Records excerpted from a collection
..........

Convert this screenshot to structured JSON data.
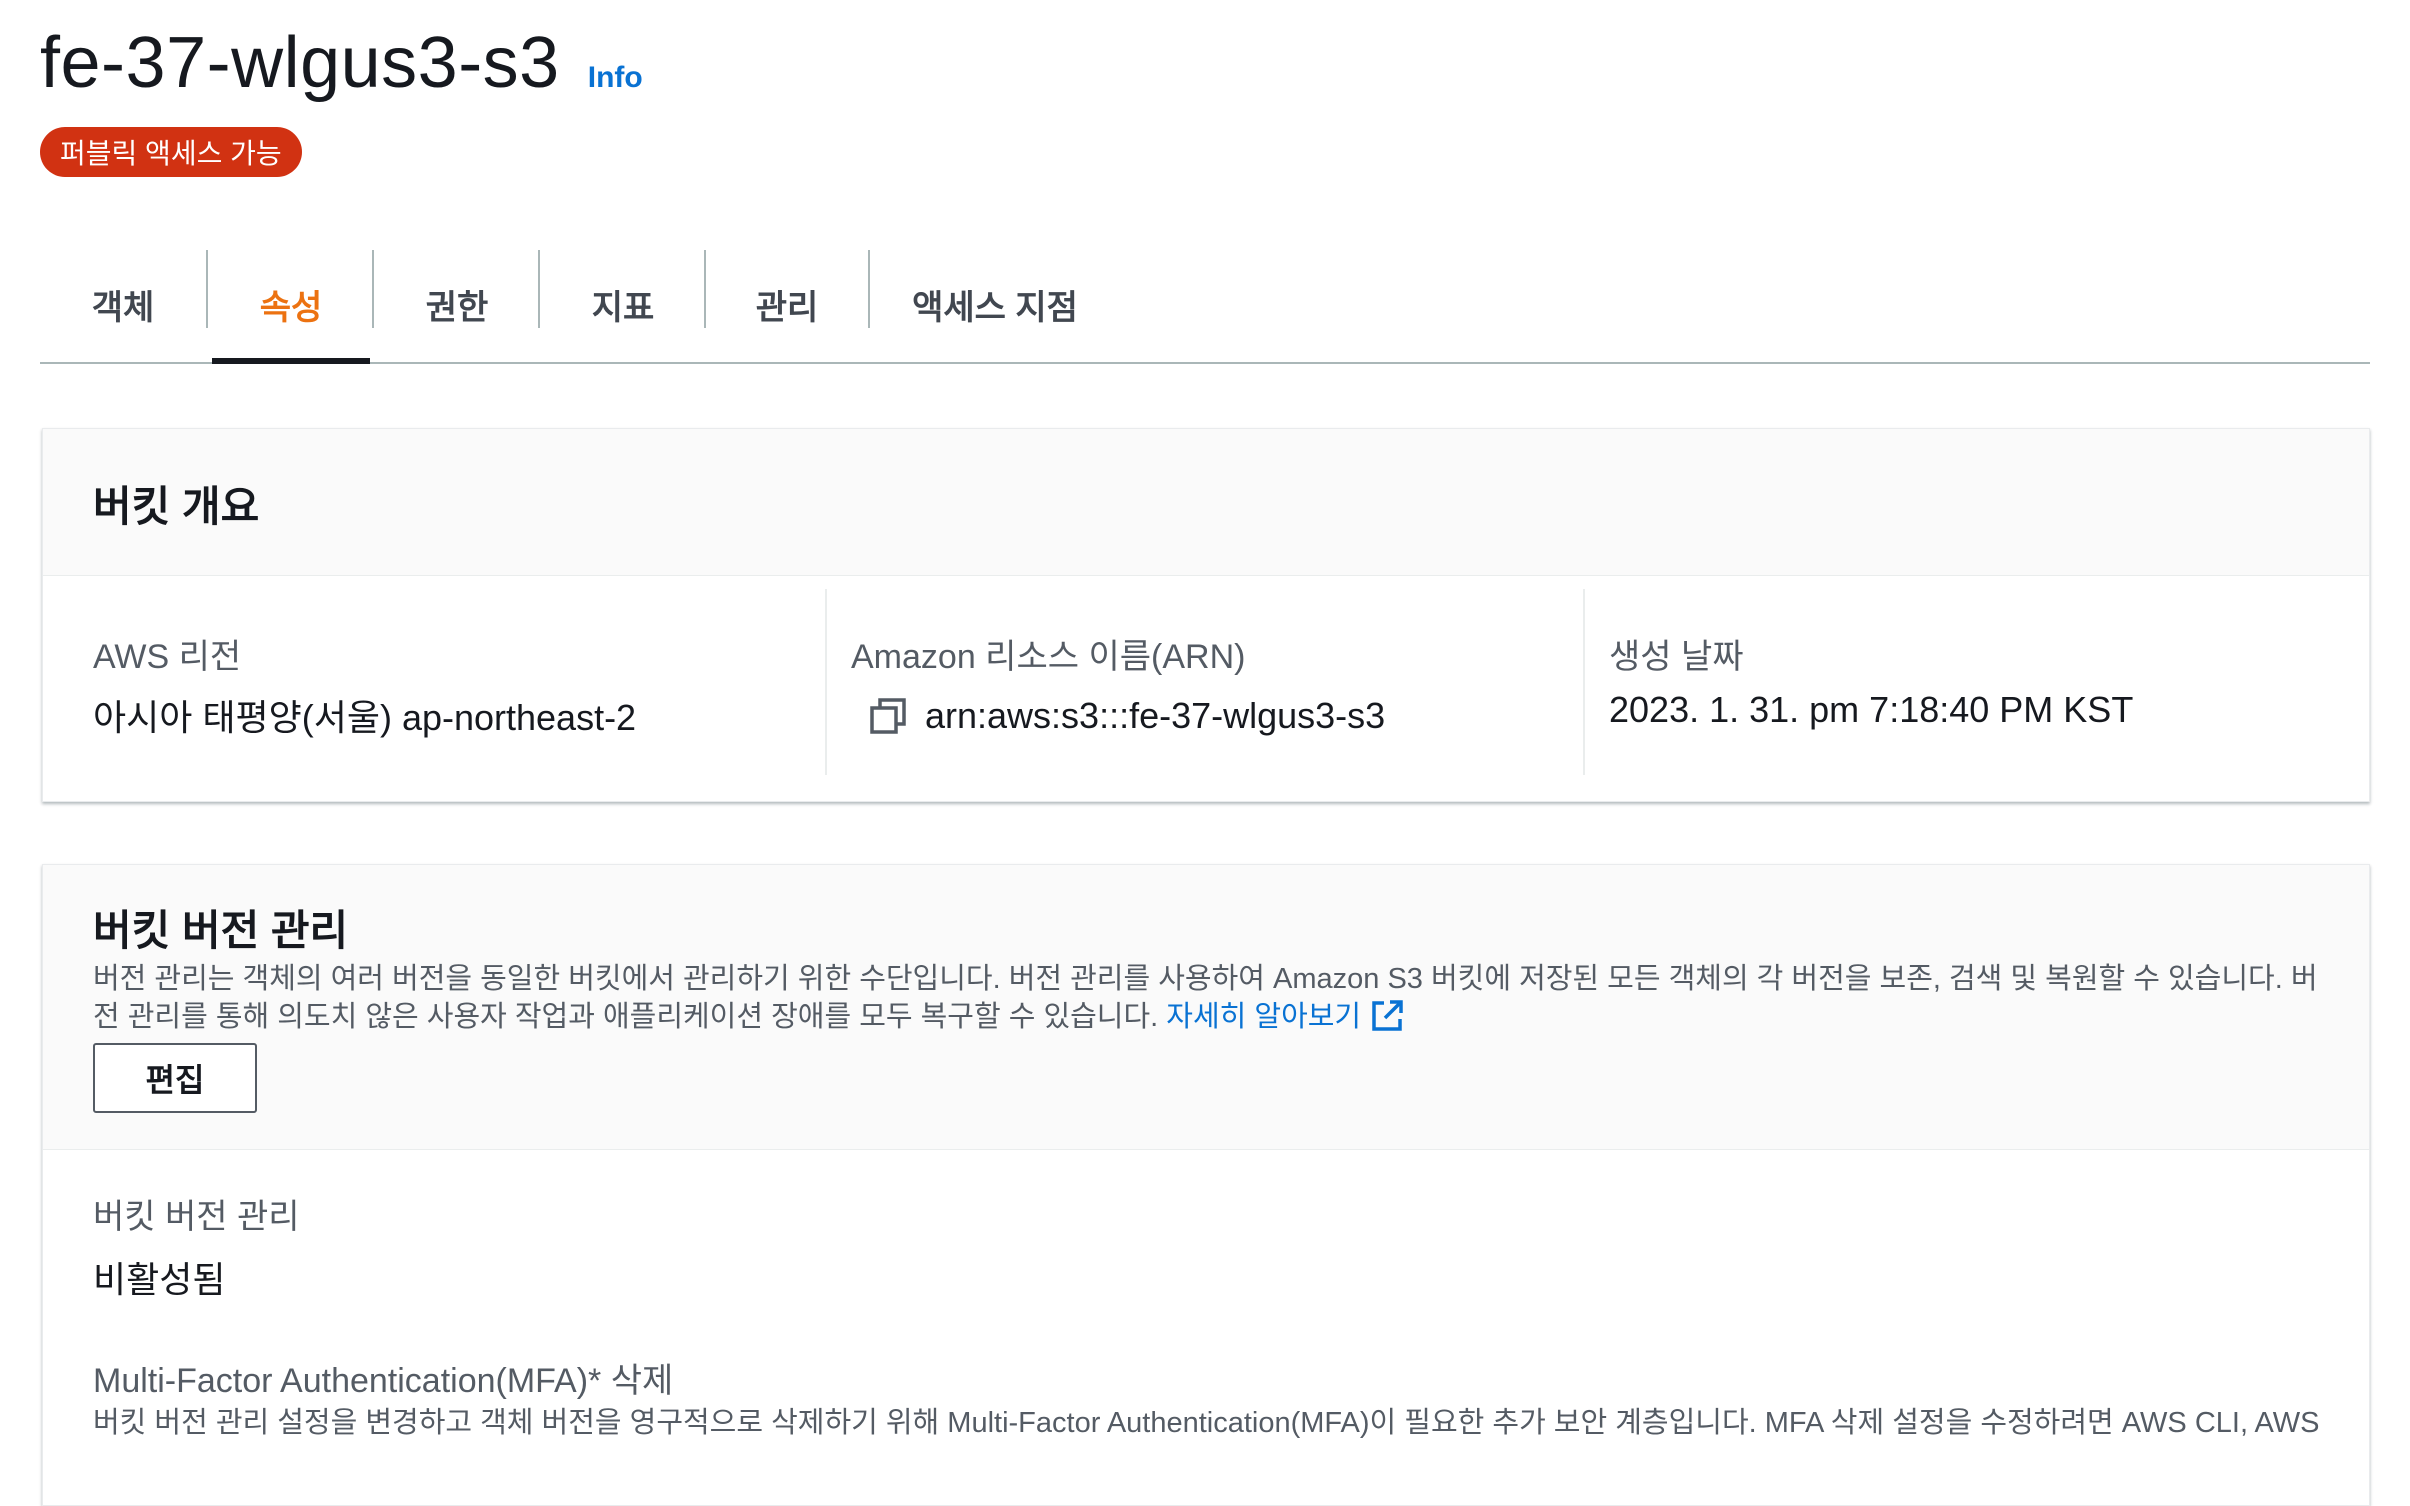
{
  "header": {
    "bucket_name": "fe-37-wlgus3-s3",
    "info_label": "Info",
    "public_badge": "퍼블릭 액세스 가능"
  },
  "tabs": [
    {
      "label": "객체",
      "active": false
    },
    {
      "label": "속성",
      "active": true
    },
    {
      "label": "권한",
      "active": false
    },
    {
      "label": "지표",
      "active": false
    },
    {
      "label": "관리",
      "active": false
    },
    {
      "label": "액세스 지점",
      "active": false
    }
  ],
  "overview": {
    "title": "버킷 개요",
    "region_label": "AWS 리전",
    "region_value": "아시아 태평양(서울) ap-northeast-2",
    "arn_label": "Amazon 리소스 이름(ARN)",
    "arn_value": "arn:aws:s3:::fe-37-wlgus3-s3",
    "created_label": "생성 날짜",
    "created_value": "2023. 1. 31. pm 7:18:40 PM KST"
  },
  "versioning": {
    "title": "버킷 버전 관리",
    "description": "버전 관리는 객체의 여러 버전을 동일한 버킷에서 관리하기 위한 수단입니다. 버전 관리를 사용하여 Amazon S3 버킷에 저장된 모든 객체의 각 버전을 보존, 검색 및 복원할 수 있습니다. 버전 관리를 통해 의도치 않은 사용자 작업과 애플리케이션 장애를 모두 복구할 수 있습니다.",
    "learn_more": "자세히 알아보기",
    "edit_label": "편집",
    "status_label": "버킷 버전 관리",
    "status_value": "비활성됨",
    "mfa_label": "Multi-Factor Authentication(MFA)* 삭제",
    "mfa_description": "버킷 버전 관리 설정을 변경하고 객체 버전을 영구적으로 삭제하기 위해 Multi-Factor Authentication(MFA)이 필요한 추가 보안 계층입니다. MFA 삭제 설정을 수정하려면 AWS CLI, AWS"
  },
  "colors": {
    "accent_tab": "#ec7211",
    "link": "#0972d3",
    "badge": "#d13212"
  },
  "icons": {
    "copy": "copy-icon",
    "external": "external-link-icon"
  }
}
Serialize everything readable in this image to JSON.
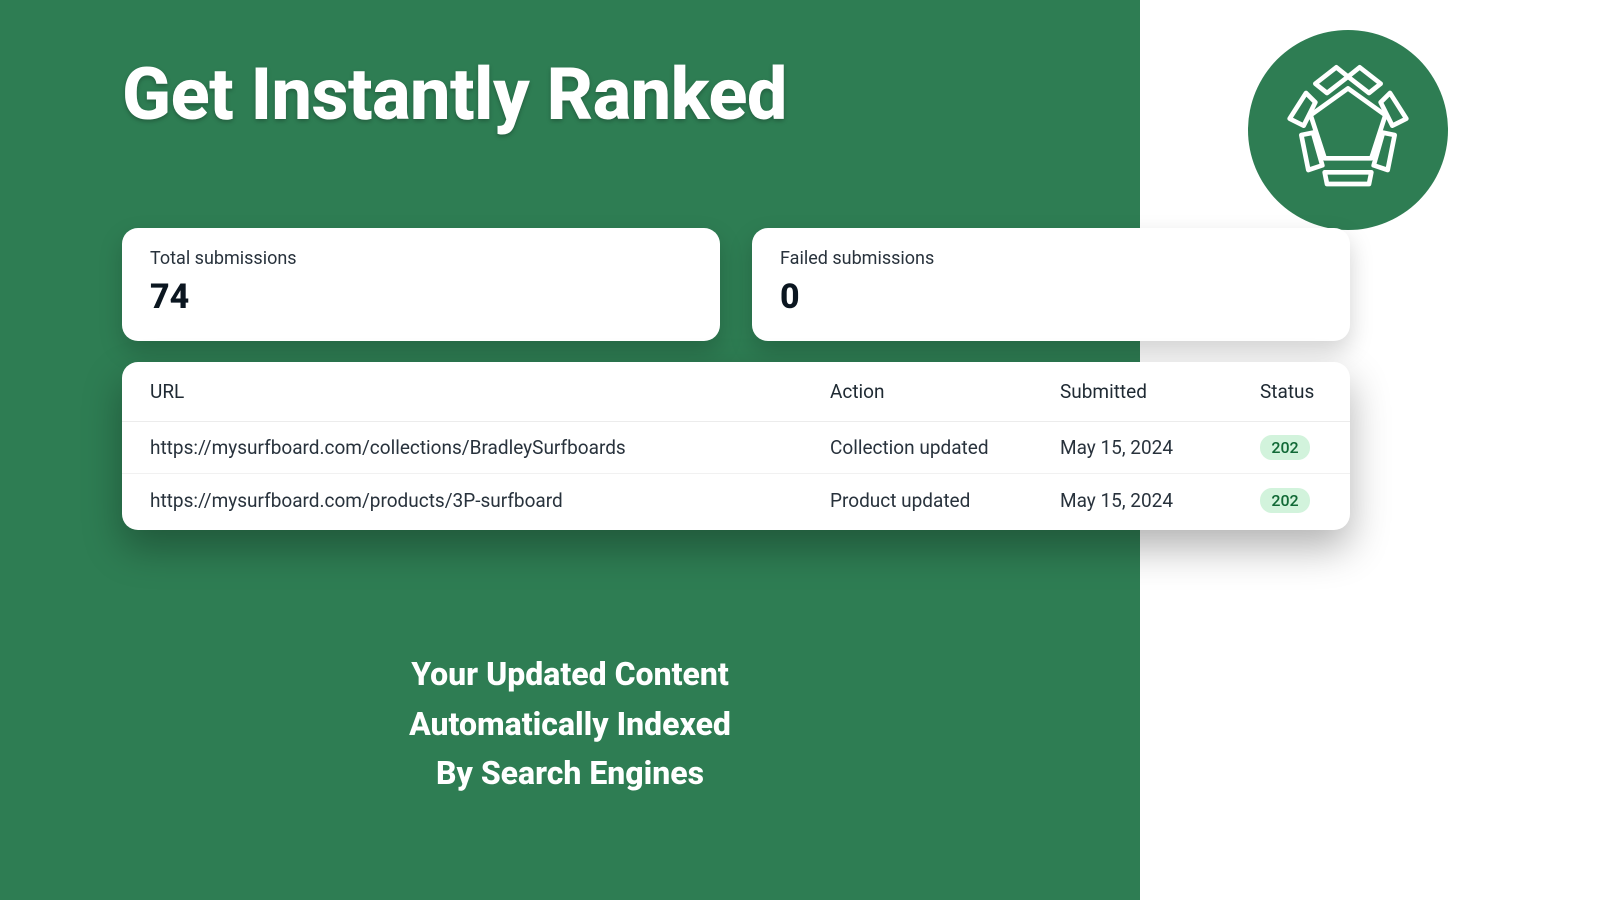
{
  "hero": {
    "title": "Get Instantly Ranked"
  },
  "metrics": {
    "total": {
      "label": "Total submissions",
      "value": "74"
    },
    "failed": {
      "label": "Failed submissions",
      "value": "0"
    }
  },
  "table": {
    "headers": {
      "url": "URL",
      "action": "Action",
      "submitted": "Submitted",
      "status": "Status"
    },
    "rows": [
      {
        "url": "https://mysurfboard.com/collections/BradleySurfboards",
        "action": "Collection updated",
        "submitted": "May 15, 2024",
        "status": "202"
      },
      {
        "url": "https://mysurfboard.com/products/3P-surfboard",
        "action": "Product updated",
        "submitted": "May 15, 2024",
        "status": "202"
      }
    ]
  },
  "tagline": {
    "line1": "Your Updated Content",
    "line2": "Automatically Indexed",
    "line3": "By Search Engines"
  },
  "colors": {
    "brand_green": "#2e7d53",
    "status_bg": "#d2f3dc",
    "status_fg": "#116936"
  }
}
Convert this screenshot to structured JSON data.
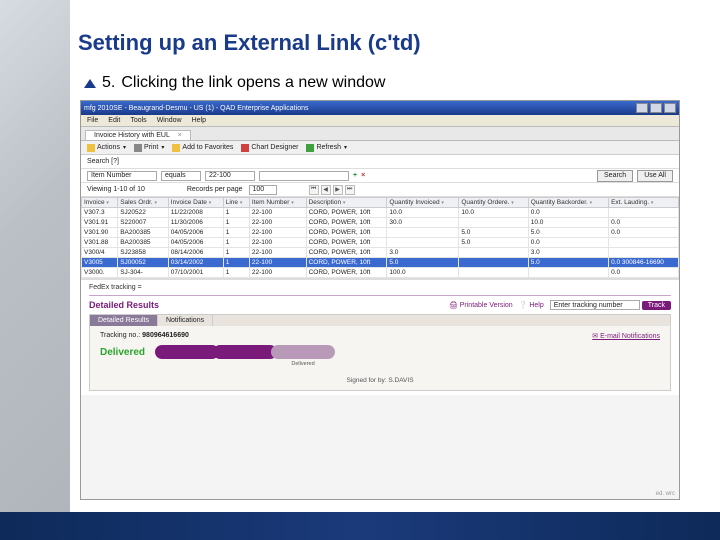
{
  "slide": {
    "title": "Setting up an External Link (c'td)",
    "bullet_num": "5.",
    "bullet_text": "Clicking the link opens a new window"
  },
  "window": {
    "title": "mfg 2010SE - Beaugrand-Desmu - US (1) - QAD Enterprise Applications"
  },
  "menu": [
    "File",
    "Edit",
    "Tools",
    "Window",
    "Help"
  ],
  "tab": {
    "label": "Invoice History with EUL",
    "close": "×"
  },
  "toolbar": {
    "actions": "Actions",
    "print": "Print",
    "fav": "Add to Favorites",
    "chart": "Chart Designer",
    "refresh": "Refresh"
  },
  "search": {
    "label": "Search [?]",
    "field1_label": "Item Number",
    "field1_op": "equals",
    "field1_val": "22-100",
    "plus": "+",
    "x": "×",
    "search_btn": "Search",
    "useall_btn": "Use All"
  },
  "view": {
    "status": "Viewing 1-10 of 10",
    "perpage_label": "Records per page",
    "perpage_val": "100"
  },
  "grid": {
    "cols": [
      "Invoice",
      "Sales Ordr.",
      "Invoice Date",
      "Line",
      "Item Number",
      "Description",
      "Quantity Invoiced",
      "Quantity Ordere.",
      "Quantity Backorder.",
      "Ext. Lauding."
    ],
    "rows": [
      [
        "V307.3",
        "SJ20522",
        "11/22/2008",
        "1",
        "22-100",
        "CORD, POWER, 10ft",
        "10.0",
        "10.0",
        "0.0",
        ""
      ],
      [
        "V301.91",
        "S220007",
        "11/30/2006",
        "1",
        "22-100",
        "CORD, POWER, 10ft",
        "30.0",
        "",
        "10.0",
        "0.0"
      ],
      [
        "V301.90",
        "BA200385",
        "04/05/2006",
        "1",
        "22-100",
        "CORD, POWER, 10ft",
        "",
        "5.0",
        "5.0",
        "0.0"
      ],
      [
        "V301.88",
        "BA200385",
        "04/05/2006",
        "1",
        "22-100",
        "CORD, POWER, 10ft",
        "",
        "5.0",
        "0.0",
        ""
      ],
      [
        "V300/4",
        "SJ23858",
        "08/14/2006",
        "1",
        "22-100",
        "CORD, POWER, 10ft",
        "3.0",
        "",
        "3.0",
        ""
      ],
      [
        "V3005",
        "SJ00052",
        "03/14/2002",
        "1",
        "22-100",
        "CORD, POWER, 10ft",
        "5.0",
        "",
        "5.0",
        "0.0  300846-16690"
      ],
      [
        "V3000.",
        "SJ-304-",
        "07/10/2001",
        "1",
        "22-100",
        "CORD, POWER, 10ft",
        "100.0",
        "",
        "",
        "0.0"
      ]
    ],
    "selected_index": 5
  },
  "fedex": {
    "label": "FedEx tracking ="
  },
  "track": {
    "detailed": "Detailed Results",
    "printable": "Printable Version",
    "help": "Help",
    "input_ph": "Enter tracking number",
    "btn": "Track",
    "tabs": [
      "Detailed Results",
      "Notifications"
    ],
    "tracking_label": "Tracking no.:",
    "tracking_no": "980964616690",
    "email": "E-mail Notifications",
    "delivered": "Delivered",
    "stages": [
      "",
      "",
      "Delivered"
    ],
    "signed": "Signed for by: S.DAVIS",
    "corner": "ed. wrc"
  }
}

..........

The exercise: Copy every line of the material in which the word "Multi" occurs.

Exercise output:
    "mfa_label": "Multi-Factor Authentication(MFA)* 삭제",
    "mfa_description": "버킷 버전 관리 설정을 변경하고 객체 버전을 영구적으로 삭제하기 위해 Multi-Factor Authentication(MFA)이 필요한 추가 보안 계층입니다. MFA 삭제 설정을 수정하려면 AWS CLI, AWS"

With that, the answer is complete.